→ **DOCUMENT**:
::::::::::

Despite promises from the nuclear industry to regulators and consumers that they learned from mistakes of the past, the nation's first two nuclear reactor projects built from scratch in 30 years are headed toward hundreds of millions of dollars in cost overruns and months, if not years, of delays.
The impact of the early delays and budget increases at Georgia Power's Plant Vogtle and South Carolina Electric & Gas's Plant Summer will have on future nuclear projects is unclear.
Utilities' officials say the Georgia and South Carolina projects face extra public and private scrutiny because they are the first approved and their design will serve as prototypes for future plants.
The challenges include more than $800 million in overruns and a dispute over who should pay for them. The disputes are between the consortium of utility companies building Plant Vogtle and the project's main design and construction contractors, Westinghouse and The Shaw Group. Georgia Power, as the lead in the consortium building the plant, is responsible for $400 million of that amount, the contractors say. In South Carolina, SCE&G has asked to recoup from its customers $283 million, which include a $138 million settlement with Shaw and Westinghouse.
Customers could end up paying for any cost overruns at Vogtle if the charges are ultimately approved by Georgia's Public Service Commission.
In both cases, the dispute is tied to delays in getting federal licensing approvals for the new reactor design and then for the entire project.
The start date for SCE&G's first reactor has been pushed back to 2017 from 2016. A company spokeswoman said with such a large project "it's not unusual to have some schedule challenges along the way for a variety of reasons."
"The first time through the process is not going to be as smooth," said Scott Burnell, a spokesman for the U.S. Nuclear Regulatory Commission. A handful of reactors are still moving through the regulatory approval process. "We do expect as time goes on, the additional reviews that are in the pipeline will benefit from the experience the first time around."
One watchdog says the utilities and vendors were misleading about their declarations to be on time and on budget.
"They promised us this time it would be different. They were going to streamline it; they were going to get it organized in advance so that it would go smoothly," said Mark Cooper, a senior research fellow for economic analysis at the Vermont Law School's energy and environment institute.
Cooper has not been shy about criticizing the projects: "It's going to take longer than they admit. It's going to cost more than they admit."
Georgia Power says the project will cost $2.2 billion less than originally projected to operate over its 60-year lifetime because of a combination of tax breaks, fuel costs, low interest rates and other factors. Some of the disputes over who's responsible for delays and possible cost increases at Vogtle are still being worked out between Georgia Power and its vendors, the company said.
Georgia Power customers currently are paying the financing costs of Vogtle's twin reactors. They will begin paying the construction costs of the project when the reactors start producing power, currently scheduled for 2016 and 2017. Georgia Power says its $6.1 billion share of the $14 billion project has not increased and maintains that the project is on schedule.
Georgia Power continues to negotiate with its vendors but is adamant to not be responsible for the $400 million claim, which is tied to licensing delays. Additional disputes, known as change orders, between Georgia Power and its vendors have gone unresolved for months, but a company spokeswoman said some have been resolved.
The utility considers the change orders to be "expected and somewhat routine process." But an independent monitor for the project recently warned the project faces a busted budget and delays as much as seven months or more.

::::::::::

→ **INSTRUCTION A**: According to the article on the Vogtle and Summer reactor projects, what share of the $14 billion Vogtle project does Georgia Power say is its own?
→ **INSTRUCTION B**: From the article on the Vogtle and Summer reactor projects, reproduce the passage starting with "The challenges include" and going on through "Public Service Commission.".

::::::::::

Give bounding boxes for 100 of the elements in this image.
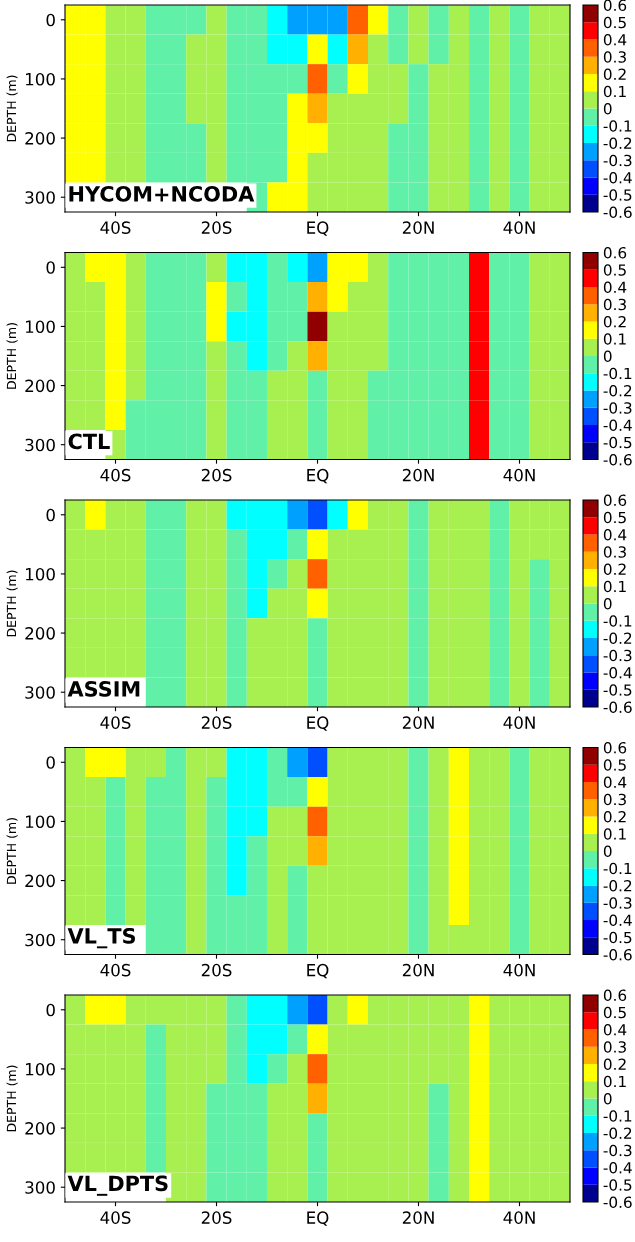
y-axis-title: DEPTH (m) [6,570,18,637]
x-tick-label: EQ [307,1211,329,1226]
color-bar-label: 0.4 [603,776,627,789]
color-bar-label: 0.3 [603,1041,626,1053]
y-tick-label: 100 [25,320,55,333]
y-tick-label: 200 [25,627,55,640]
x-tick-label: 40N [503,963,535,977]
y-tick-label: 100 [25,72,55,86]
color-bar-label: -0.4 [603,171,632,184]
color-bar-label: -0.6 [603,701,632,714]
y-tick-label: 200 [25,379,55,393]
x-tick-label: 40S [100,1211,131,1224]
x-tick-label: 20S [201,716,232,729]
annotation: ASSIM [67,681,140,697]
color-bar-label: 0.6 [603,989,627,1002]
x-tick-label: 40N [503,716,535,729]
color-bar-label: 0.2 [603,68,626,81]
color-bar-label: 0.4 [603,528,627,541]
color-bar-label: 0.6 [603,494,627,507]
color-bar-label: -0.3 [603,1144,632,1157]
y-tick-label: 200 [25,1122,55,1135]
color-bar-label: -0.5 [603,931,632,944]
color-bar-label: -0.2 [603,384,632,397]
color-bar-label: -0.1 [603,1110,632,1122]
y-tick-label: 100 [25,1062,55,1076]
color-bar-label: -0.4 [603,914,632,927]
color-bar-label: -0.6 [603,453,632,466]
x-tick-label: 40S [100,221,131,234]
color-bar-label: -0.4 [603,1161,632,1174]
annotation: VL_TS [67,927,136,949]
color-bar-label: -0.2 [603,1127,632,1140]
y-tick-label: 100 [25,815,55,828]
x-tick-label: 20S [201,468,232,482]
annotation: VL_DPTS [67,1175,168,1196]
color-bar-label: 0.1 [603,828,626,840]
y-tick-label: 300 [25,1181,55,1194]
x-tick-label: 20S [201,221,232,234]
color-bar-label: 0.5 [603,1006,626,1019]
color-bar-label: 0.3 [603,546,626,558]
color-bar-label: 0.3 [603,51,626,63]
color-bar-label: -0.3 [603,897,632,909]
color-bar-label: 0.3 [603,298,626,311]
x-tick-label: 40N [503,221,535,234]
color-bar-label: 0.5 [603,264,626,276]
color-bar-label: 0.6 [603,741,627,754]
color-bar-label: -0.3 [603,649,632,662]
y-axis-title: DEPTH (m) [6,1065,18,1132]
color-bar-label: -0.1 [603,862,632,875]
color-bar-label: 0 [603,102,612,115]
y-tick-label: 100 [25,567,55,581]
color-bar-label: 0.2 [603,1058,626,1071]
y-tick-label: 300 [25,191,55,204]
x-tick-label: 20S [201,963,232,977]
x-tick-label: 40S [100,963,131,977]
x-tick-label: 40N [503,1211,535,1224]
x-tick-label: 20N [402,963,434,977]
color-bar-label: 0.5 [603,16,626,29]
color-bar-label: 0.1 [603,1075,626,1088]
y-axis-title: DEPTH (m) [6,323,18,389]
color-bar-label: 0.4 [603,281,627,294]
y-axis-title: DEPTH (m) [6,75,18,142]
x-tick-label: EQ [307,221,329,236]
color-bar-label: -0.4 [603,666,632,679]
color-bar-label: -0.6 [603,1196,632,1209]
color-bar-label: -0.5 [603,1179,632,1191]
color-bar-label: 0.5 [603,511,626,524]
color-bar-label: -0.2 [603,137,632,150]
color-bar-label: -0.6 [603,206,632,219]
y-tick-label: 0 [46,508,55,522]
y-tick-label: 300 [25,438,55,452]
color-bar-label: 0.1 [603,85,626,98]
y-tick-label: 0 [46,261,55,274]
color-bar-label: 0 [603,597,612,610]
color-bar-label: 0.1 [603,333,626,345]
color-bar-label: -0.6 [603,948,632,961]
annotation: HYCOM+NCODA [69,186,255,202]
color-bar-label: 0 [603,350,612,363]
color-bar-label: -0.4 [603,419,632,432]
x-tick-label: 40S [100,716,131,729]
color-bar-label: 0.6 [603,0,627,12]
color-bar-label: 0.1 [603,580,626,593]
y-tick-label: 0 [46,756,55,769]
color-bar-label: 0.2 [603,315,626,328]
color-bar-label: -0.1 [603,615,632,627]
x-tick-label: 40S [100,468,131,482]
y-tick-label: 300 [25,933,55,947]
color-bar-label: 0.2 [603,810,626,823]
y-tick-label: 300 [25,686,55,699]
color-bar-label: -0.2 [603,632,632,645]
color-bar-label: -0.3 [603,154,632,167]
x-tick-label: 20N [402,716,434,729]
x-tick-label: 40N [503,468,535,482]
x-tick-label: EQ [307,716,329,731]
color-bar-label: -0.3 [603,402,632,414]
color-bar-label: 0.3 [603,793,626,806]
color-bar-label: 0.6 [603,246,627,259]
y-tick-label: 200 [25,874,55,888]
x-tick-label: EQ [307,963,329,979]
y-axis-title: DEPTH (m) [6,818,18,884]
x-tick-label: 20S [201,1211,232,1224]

::::::::::

→ **FULL RESPONSE A**: $6.1 billion

→ **FULL RESPONSE B**:
The challenges include more than $800 million in overruns and a dispute over who should pay for them. The disputes are between the consortium of utility companies building Plant Vogtle and the project's main design and construction contractors, Westinghouse and The Shaw Group. Georgia Power, as the lead in the consortium building the plant, is responsible for $400 million of that amount, the contractors say. In South Carolina, SCE&G has asked to recoup from its customers $283 million, which include a $138 million settlement with Shaw and Westinghouse.
Customers could end up paying for any cost overruns at Vogtle if the charges are ultimately approved by Georgia's Public Service Commission.